▶ _TASK SET_
**1.** From the forum post about converting _asm to MASM64, write out the passage that begins with the words containing "I've got an" and ends with "be doing wrong.".
**2.** Summarize the forum post about converting _asm to MASM64 in two sentences.
**3.** In one sentence, explain why the poster in the forum post about converting _asm to MASM64 is moving the _asm blocks to MASM64.

▶ _SELECTED EXCERPT_
Application Blowing up with _asm to MASM64 Conversion

Started by HooKooDooKu, January 24, 2012, 10:22:54 PM

Previous topic - Next topic

HooKooDooKu

Using C++ and MFC for bulk of my programming (Visual Studio 2010).  However I've got some _asm blocks I'm trying to move to MASM64 as we get our code x64 ready.

I've got an _asm block that is using 'float' values to scale an image.  The replacement MASM64 PROC seems to be working as the resulting pixels coming from the MASM64 PROC match the pixels from the _asm block.  But the image never displays, and when I terminate the application I get tons of memory leaks.  If I replace MASM64 PROC with a subroutine that hardcodes the resulting image to a bunch of white pixels, I get a white image an no memory leaks.

I've enclosed the MASM64 PROC below.  Comments have been removed for space (and I don't expect anyone to attempt do debug the whole PROC searching for some minor flaw).  But I was hoping that someone could review the way the PROC is structured and tell me if there is something at a fundamental level that I might be doing wrong.

In the C++ code, the MASM64 PROC is delared with
extern "C" void SuperScale_asm( COLORREF* pSrc, int uSrcWidth, //uSrcHeight : not required
                                COLORREF* pDst, int uResWidth, int uResHeight,
                                LineContribType* YContrib, LineContribType* XContrib,
                                float* RGBArray );

All variables declared outside of the _asm block yet used within the _asm block have simply been passed to the MASM64 PROC.  No functions or memory allocations occur within the code (that is all done before the _asm code executes).

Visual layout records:
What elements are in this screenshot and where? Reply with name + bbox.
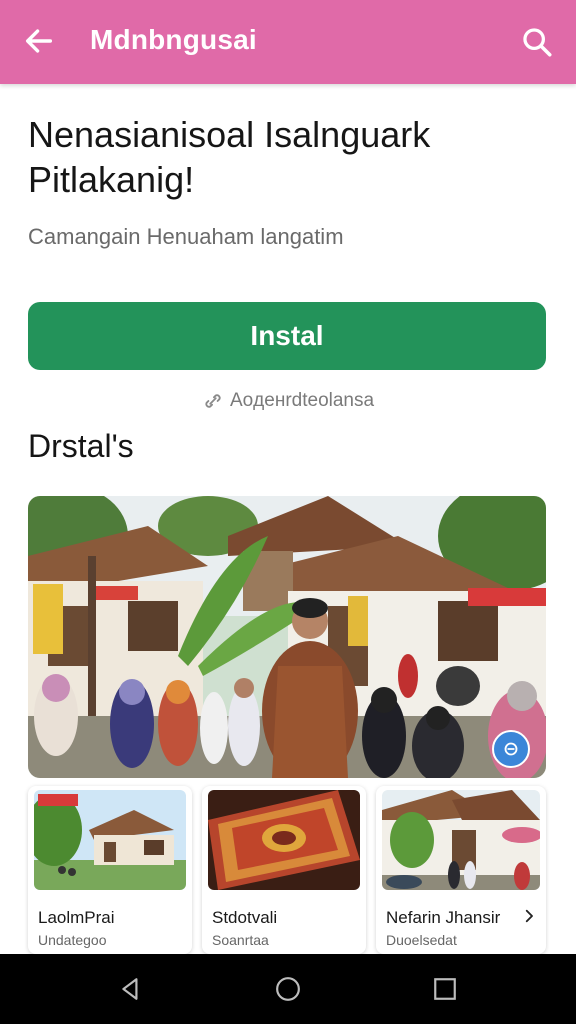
card-item[interactable]: Stdotvali Soanrtaa [202, 786, 366, 954]
card-thumbnail [208, 790, 360, 890]
card-subtitle: Undategoo [38, 932, 107, 948]
hero-image[interactable] [28, 496, 546, 778]
app-title: Mdnbngusai [90, 24, 257, 55]
search-icon[interactable] [520, 25, 554, 59]
link-icon [205, 394, 221, 408]
card-thumbnail [34, 790, 186, 890]
chevron-right-icon[interactable] [520, 906, 538, 926]
notice-row[interactable]: Aoденrdteolansa [0, 390, 576, 412]
notice-text: Aoденrdteolansa [229, 390, 375, 411]
share-fab[interactable] [492, 730, 530, 768]
section-title: Drstal's [28, 428, 134, 464]
page-subtitle: Camangain Henuaham langatim [28, 224, 344, 249]
nav-home-icon[interactable] [275, 976, 301, 1002]
card-thumbnail [382, 790, 540, 890]
card-item[interactable]: Nefarin Jhansir Duoelsedat [376, 786, 546, 954]
system-nav-bar [0, 954, 576, 1024]
page-title: Nenasianisoal Isalnguark Pitlakanig! [28, 114, 431, 200]
card-subtitle: Soanrtaa [212, 932, 269, 948]
card-row: LaolmPrai Undategoo Stdotvali Soanrtaa N… [28, 786, 546, 954]
card-title: LaolmPrai [38, 908, 115, 927]
share-icon [504, 742, 518, 756]
card-title: Stdotvali [212, 908, 278, 927]
arrow-left-icon[interactable] [22, 24, 56, 58]
install-button[interactable]: Instal [28, 302, 546, 370]
nav-recents-icon[interactable] [432, 976, 458, 1002]
nav-back-icon[interactable] [118, 976, 144, 1002]
card-item[interactable]: LaolmPrai Undategoo [28, 786, 192, 954]
app-bar: Mdnbngusai [0, 0, 576, 84]
card-title: Nefarin Jhansir [386, 908, 501, 927]
card-subtitle: Duoelsedat [386, 932, 457, 948]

▶ _ANSWERS BY TASK_
**1.**
I've got an _asm block that is using 'float' values to scale an image.  The replacement MASM64 PROC seems to be working as the resulting pixels coming from the MASM64 PROC match the pixels from the _asm block.  But the image never displays, and when I terminate the application I get tons of memory leaks.  If I replace MASM64 PROC with a subroutine that hardcodes the resulting image to a bunch of white pixels, I get a white image an no memory leaks.

I've enclosed the MASM64 PROC below.  Comments have been removed for space (and I don't expect anyone to attempt do debug the whole PROC searching for some minor flaw).  But I was hoping that someone could review the way the PROC is structured and tell me if there is something at a fundamental level that I might be doing wrong.

**2.** The poster is moving _asm blocks written for Visual Studio 2010 with C++ and MFC to MASM64 to get the code x64 ready, and a MASM64 PROC that scales an image with float values produces pixels matching the _asm block, yet the image never displays and many memory leaks appear when the application ends. The poster asks for a review of how the PROC is structured to find any fundamental mistake.

**3.** The poster is moving the _asm blocks to MASM64 because the team is getting its code ready for x64.